** Begin Given data **

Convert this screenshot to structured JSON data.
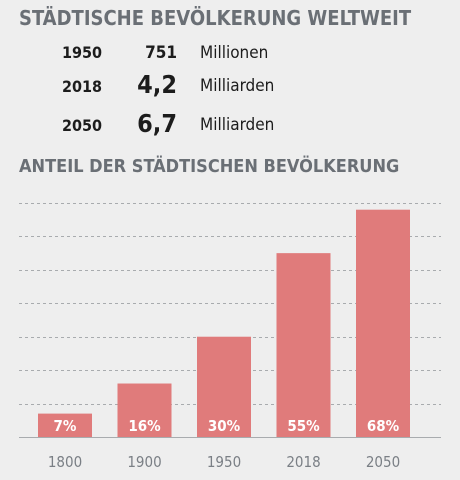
{
  "header": {
    "title": "STÄDTISCHE BEVÖLKERUNG WELTWEIT"
  },
  "stats": [
    {
      "year": "1950",
      "value": "751",
      "unit": "Millionen"
    },
    {
      "year": "2018",
      "value": "4,2",
      "unit": "Milliarden"
    },
    {
      "year": "2050",
      "value": "6,7",
      "unit": "Milliarden"
    }
  ],
  "chart_data": {
    "type": "bar",
    "title": "ANTEIL DER STÄDTISCHEN BEVÖLKERUNG",
    "categories": [
      "1800",
      "1900",
      "1950",
      "2018",
      "2050"
    ],
    "values": [
      7,
      16,
      30,
      55,
      68
    ],
    "value_labels": [
      "7%",
      "16%",
      "30%",
      "55%",
      "68%"
    ],
    "ylim": [
      0,
      70
    ],
    "grid": true,
    "colors": {
      "bar": "#e07b7b",
      "title": "#6a6f75",
      "background": "#eeeeee"
    }
  }
}
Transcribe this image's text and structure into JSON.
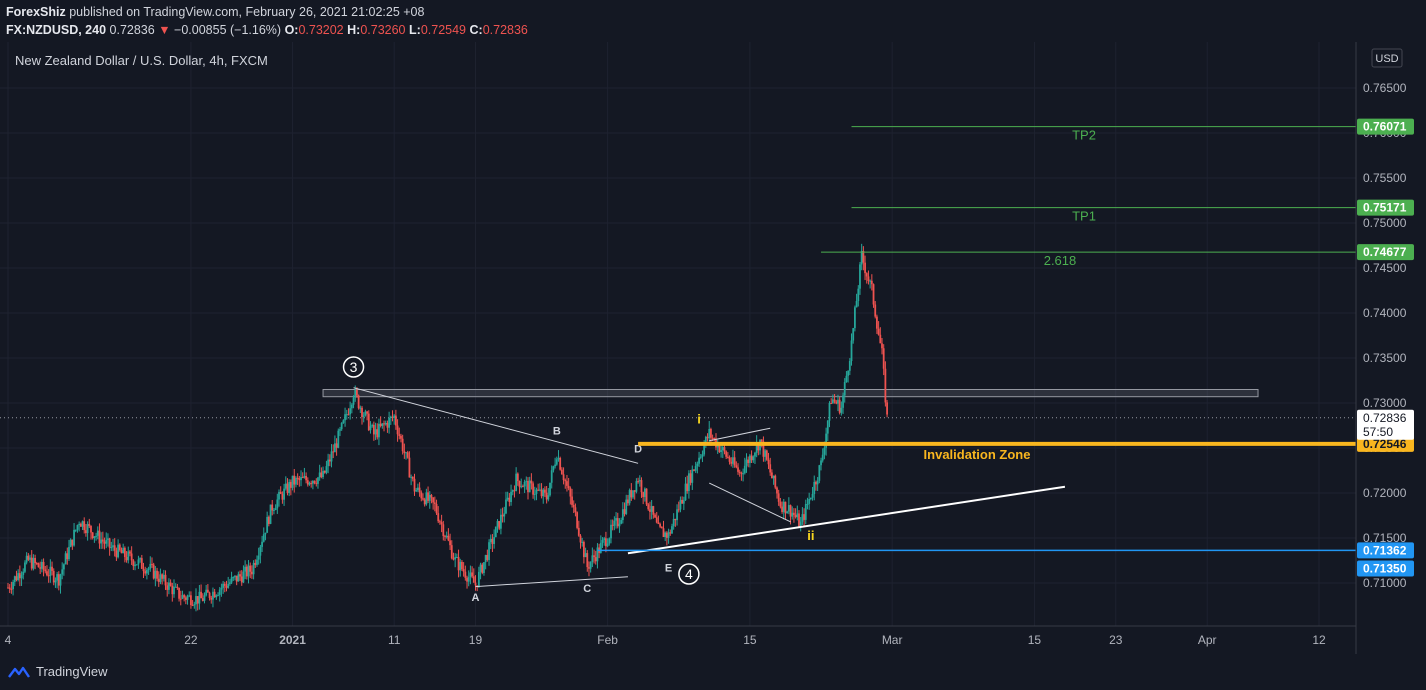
{
  "header": {
    "author": "ForexShiz",
    "published": "published on TradingView.com, February 26, 2021 21:02:25 +08",
    "symbol": "FX:NZDUSD, 240",
    "last": "0.72836",
    "change": "−0.00855 (−1.16%)",
    "o_label": "O:",
    "o_val": "0.73202",
    "h_label": "H:",
    "h_val": "0.73260",
    "l_label": "L:",
    "l_val": "0.72549",
    "c_label": "C:",
    "c_val": "0.72836"
  },
  "chart_title": "New Zealand Dollar / U.S. Dollar, 4h, FXCM",
  "currency_button": "USD",
  "footer": {
    "brand": "TradingView"
  },
  "colors": {
    "background": "#141823",
    "up": "#26a69a",
    "down": "#ef5350",
    "target_line": "#4caf50",
    "invalidation": "#f9b61f",
    "support": "#2196f3"
  },
  "chart_data": {
    "type": "candlestick",
    "symbol": "NZDUSD",
    "timeframe": "4h",
    "y_ticks": [
      0.765,
      0.76,
      0.755,
      0.75,
      0.745,
      0.74,
      0.735,
      0.73,
      0.725,
      0.72,
      0.715,
      0.71
    ],
    "y_tick_labels": [
      "0.76500",
      "0.76000",
      "0.75500",
      "0.75000",
      "0.74500",
      "0.74000",
      "0.73500",
      "0.73000",
      "0.72500",
      "0.72000",
      "0.71500",
      "0.71000"
    ],
    "x_ticks": [
      {
        "label": "4",
        "date": "2020-12-04"
      },
      {
        "label": "22",
        "date": "2020-12-22"
      },
      {
        "label": "2021",
        "date": "2021-01-01"
      },
      {
        "label": "11",
        "date": "2021-01-11"
      },
      {
        "label": "19",
        "date": "2021-01-19"
      },
      {
        "label": "Feb",
        "date": "2021-02-01"
      },
      {
        "label": "15",
        "date": "2021-02-15"
      },
      {
        "label": "Mar",
        "date": "2021-03-01"
      },
      {
        "label": "15",
        "date": "2021-03-15"
      },
      {
        "label": "23",
        "date": "2021-03-23"
      },
      {
        "label": "Apr",
        "date": "2021-04-01"
      },
      {
        "label": "12",
        "date": "2021-04-12"
      }
    ],
    "price_path": [
      [
        "2020-12-04",
        0.7095
      ],
      [
        "2020-12-06",
        0.7125
      ],
      [
        "2020-12-09",
        0.7105
      ],
      [
        "2020-12-11",
        0.717
      ],
      [
        "2020-12-14",
        0.714
      ],
      [
        "2020-12-18",
        0.7115
      ],
      [
        "2020-12-21",
        0.7085
      ],
      [
        "2020-12-23",
        0.7082
      ],
      [
        "2020-12-28",
        0.7115
      ],
      [
        "2020-12-30",
        0.7185
      ],
      [
        "2021-01-01",
        0.7212
      ],
      [
        "2021-01-04",
        0.7218
      ],
      [
        "2021-01-06",
        0.7276
      ],
      [
        "2021-01-07",
        0.7312
      ],
      [
        "2021-01-09",
        0.7265
      ],
      [
        "2021-01-11",
        0.7285
      ],
      [
        "2021-01-13",
        0.7205
      ],
      [
        "2021-01-15",
        0.7185
      ],
      [
        "2021-01-17",
        0.7125
      ],
      [
        "2021-01-19",
        0.7098
      ],
      [
        "2021-01-20",
        0.7128
      ],
      [
        "2021-01-23",
        0.7215
      ],
      [
        "2021-01-26",
        0.7195
      ],
      [
        "2021-01-27",
        0.7245
      ],
      [
        "2021-01-29",
        0.7168
      ],
      [
        "2021-01-30",
        0.7118
      ],
      [
        "2021-02-02",
        0.7168
      ],
      [
        "2021-02-04",
        0.7217
      ],
      [
        "2021-02-06",
        0.7158
      ],
      [
        "2021-02-07",
        0.7153
      ],
      [
        "2021-02-09",
        0.7215
      ],
      [
        "2021-02-11",
        0.7266
      ],
      [
        "2021-02-14",
        0.7222
      ],
      [
        "2021-02-16",
        0.7258
      ],
      [
        "2021-02-18",
        0.7188
      ],
      [
        "2021-02-19",
        0.7181
      ],
      [
        "2021-02-20",
        0.7165
      ],
      [
        "2021-02-22",
        0.7232
      ],
      [
        "2021-02-23",
        0.7305
      ],
      [
        "2021-02-24",
        0.7295
      ],
      [
        "2021-02-25",
        0.7366
      ],
      [
        "2021-02-26",
        0.7463
      ],
      [
        "2021-02-27",
        0.7425
      ],
      [
        "2021-02-28",
        0.7354
      ],
      [
        "2021-02-28T12:00",
        0.7283
      ]
    ],
    "last_price": {
      "value": 0.72836,
      "label": "0.72836",
      "countdown": "57:50"
    },
    "horizontal_levels": [
      {
        "name": "TP2",
        "text": "TP2",
        "price": 0.76071,
        "label": "0.76071",
        "color": "#4caf50",
        "from": "2021-02-25"
      },
      {
        "name": "TP1",
        "text": "TP1",
        "price": 0.75171,
        "label": "0.75171",
        "color": "#4caf50",
        "from": "2021-02-25"
      },
      {
        "name": "fib-2.618",
        "text": "2.618",
        "price": 0.74677,
        "label": "0.74677",
        "color": "#4caf50",
        "from": "2021-02-22"
      },
      {
        "name": "invalidation-zone",
        "text": "Invalidation Zone",
        "price": 0.72546,
        "label": "0.72546",
        "color": "#f9b61f",
        "from": "2021-02-04"
      },
      {
        "name": "support-1",
        "text": "",
        "price": 0.71362,
        "label": "0.71362",
        "color": "#2196f3",
        "from": "2021-01-31"
      },
      {
        "name": "support-2",
        "text": "",
        "price": 0.7135,
        "label": "0.71350",
        "color": "#2196f3",
        "from": ""
      }
    ],
    "resistance_box": {
      "from": "2021-01-04",
      "to": "2021-04-06",
      "low": 0.7307,
      "high": 0.7315
    },
    "trendline": {
      "from": [
        "2021-02-03",
        0.7133
      ],
      "to": [
        "2021-03-18",
        0.7207
      ]
    },
    "wave_labels": [
      {
        "text": "3",
        "date": "2021-01-07",
        "price": 0.734,
        "style": "circle"
      },
      {
        "text": "4",
        "date": "2021-02-09",
        "price": 0.711,
        "style": "circle"
      },
      {
        "text": "A",
        "date": "2021-01-19",
        "price": 0.708,
        "style": "small"
      },
      {
        "text": "B",
        "date": "2021-01-27",
        "price": 0.7265,
        "style": "small"
      },
      {
        "text": "C",
        "date": "2021-01-30",
        "price": 0.709,
        "style": "small"
      },
      {
        "text": "D",
        "date": "2021-02-04",
        "price": 0.7245,
        "style": "small"
      },
      {
        "text": "E",
        "date": "2021-02-07",
        "price": 0.7113,
        "style": "small"
      },
      {
        "text": "i",
        "date": "2021-02-10",
        "price": 0.7277,
        "style": "yellow"
      },
      {
        "text": "ii",
        "date": "2021-02-21",
        "price": 0.7148,
        "style": "yellow"
      }
    ],
    "annotation_lines": [
      {
        "from": [
          "2021-01-07",
          0.7317
        ],
        "to": [
          "2021-02-04",
          0.7233
        ]
      },
      {
        "from": [
          "2021-01-19",
          0.7096
        ],
        "to": [
          "2021-02-03",
          0.7107
        ]
      },
      {
        "from": [
          "2021-02-11",
          0.7258
        ],
        "to": [
          "2021-02-17",
          0.7272
        ]
      },
      {
        "from": [
          "2021-02-11",
          0.7211
        ],
        "to": [
          "2021-02-19",
          0.7168
        ]
      }
    ],
    "grid": true
  }
}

** End Given data **

* **Written request**: Only lines that contain the word "background" are wanted; copy each of them.

* **Final result**:
      "background": "#eeeeee"
    "background": "#141823",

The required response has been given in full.